§ **EXERCISE REQUIREMENTS**: The records that follow are to be repeated exactly, with the pictures removed.

§ **RECORDS TO USE**:
☆ ☆ ☆ ☆ ☆ ☆ ☆
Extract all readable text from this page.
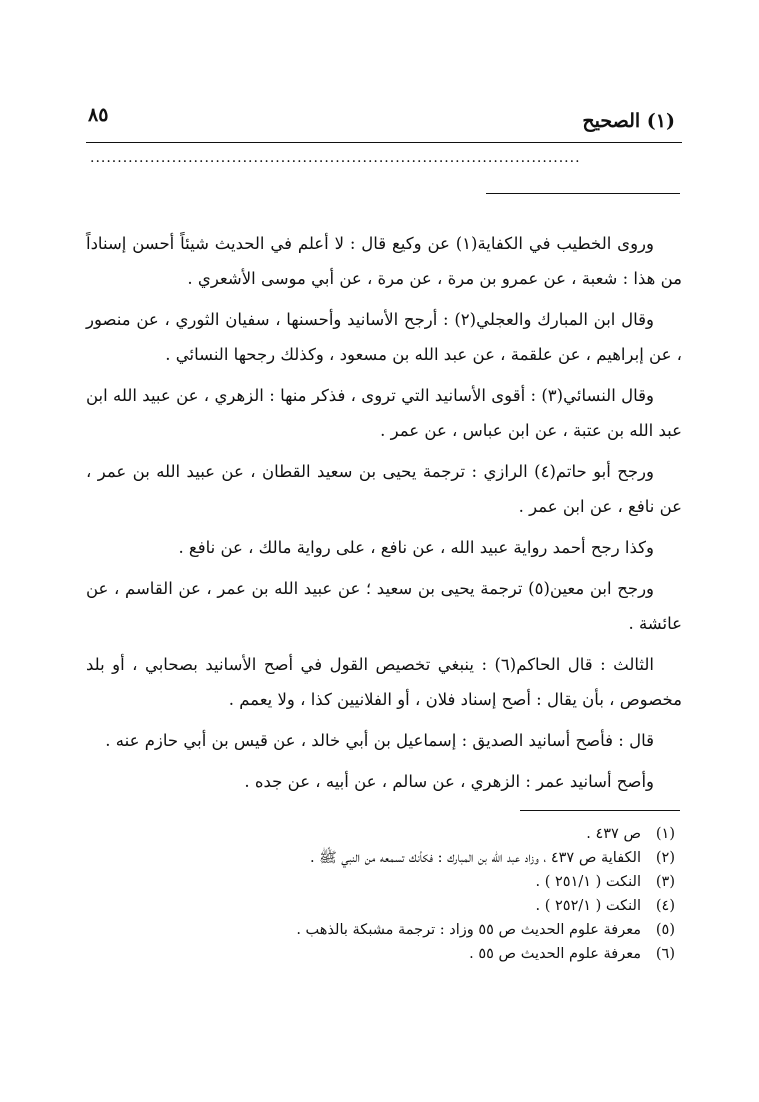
(١) الصحيح
٨٥
..........................................................................................

وروى الخطيب في الكفاية(١) عن وكيع قال : لا أعلم في الحديث شيئاً أحسن إسناداً من هذا : شعبة ، عن عمرو بن مرة ، عن مرة ، عن أبي موسى الأشعري .

وقال ابن المبارك والعجلي(٢) : أرجح الأسانيد وأحسنها ، سفيان الثوري ، عن منصور ، عن إبراهيم ، عن علقمة ، عن عبد الله بن مسعود ، وكذلك رجحها النسائي .

وقال النسائي(٣) : أقوى الأسانيد التي تروى ، فذكر منها : الزهري ، عن عبيد الله ابن عبد الله بن عتبة ، عن ابن عباس ، عن عمر .

ورجح أبو حاتم(٤) الرازي : ترجمة يحيى بن سعيد القطان ، عن عبيد الله بن عمر ، عن نافع ، عن ابن عمر .

وكذا رجح أحمد رواية عبيد الله ، عن نافع ، على رواية مالك ، عن نافع .

ورجح ابن معين(٥) ترجمة يحيى بن سعيد ؛ عن عبيد الله بن عمر ، عن القاسم ، عن عائشة .

الثالث : قال الحاكم(٦) : ينبغي تخصيص القول في أصح الأسانيد بصحابي ، أو بلد مخصوص ، بأن يقال : أصح إسناد فلان ، أو الفلانيين كذا ، ولا يعمم .

قال : فأصح أسانيد الصديق : إسماعيل بن أبي خالد ، عن قيس بن أبي حازم عنه .

وأصح أسانيد عمر : الزهري ، عن سالم ، عن أبيه ، عن جده .

(١)
ص ٤٣٧ .
(٢)
الكفاية ص ٤٣٧ ، وزاد عبد الله بن المبارك : فكأنك تسمعه من النبي ﷺ .
(٣)
النكت ( ٢٥١/١ ) .
(٤)
النكت ( ٢٥٢/١ ) .
(٥)
معرفة علوم الحديث ص ٥٥ وزاد : ترجمة مشبكة بالذهب .
(٦)
معرفة علوم الحديث ص ٥٥ .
☆ ☆ ☆ ☆ ☆ ☆ ☆
§ **OUTPUT OF THE TASK**:
Extract all readable text from this page.
(١) الصحيح
٨٥
..........................................................................................

وروى الخطيب في الكفاية(١) عن وكيع قال : لا أعلم في الحديث شيئاً أحسن إسناداً من هذا : شعبة ، عن عمرو بن مرة ، عن مرة ، عن أبي موسى الأشعري .

وقال ابن المبارك والعجلي(٢) : أرجح الأسانيد وأحسنها ، سفيان الثوري ، عن منصور ، عن إبراهيم ، عن علقمة ، عن عبد الله بن مسعود ، وكذلك رجحها النسائي .

وقال النسائي(٣) : أقوى الأسانيد التي تروى ، فذكر منها : الزهري ، عن عبيد الله ابن عبد الله بن عتبة ، عن ابن عباس ، عن عمر .

ورجح أبو حاتم(٤) الرازي : ترجمة يحيى بن سعيد القطان ، عن عبيد الله بن عمر ، عن نافع ، عن ابن عمر .

وكذا رجح أحمد رواية عبيد الله ، عن نافع ، على رواية مالك ، عن نافع .

ورجح ابن معين(٥) ترجمة يحيى بن سعيد ؛ عن عبيد الله بن عمر ، عن القاسم ، عن عائشة .

الثالث : قال الحاكم(٦) : ينبغي تخصيص القول في أصح الأسانيد بصحابي ، أو بلد مخصوص ، بأن يقال : أصح إسناد فلان ، أو الفلانيين كذا ، ولا يعمم .

قال : فأصح أسانيد الصديق : إسماعيل بن أبي خالد ، عن قيس بن أبي حازم عنه .

وأصح أسانيد عمر : الزهري ، عن سالم ، عن أبيه ، عن جده .

(١)
ص ٤٣٧ .
(٢)
الكفاية ص ٤٣٧ ، وزاد عبد الله بن المبارك : فكأنك تسمعه من النبي ﷺ .
(٣)
النكت ( ٢٥١/١ ) .
(٤)
النكت ( ٢٥٢/١ ) .
(٥)
معرفة علوم الحديث ص ٥٥ وزاد : ترجمة مشبكة بالذهب .
(٦)
معرفة علوم الحديث ص ٥٥ .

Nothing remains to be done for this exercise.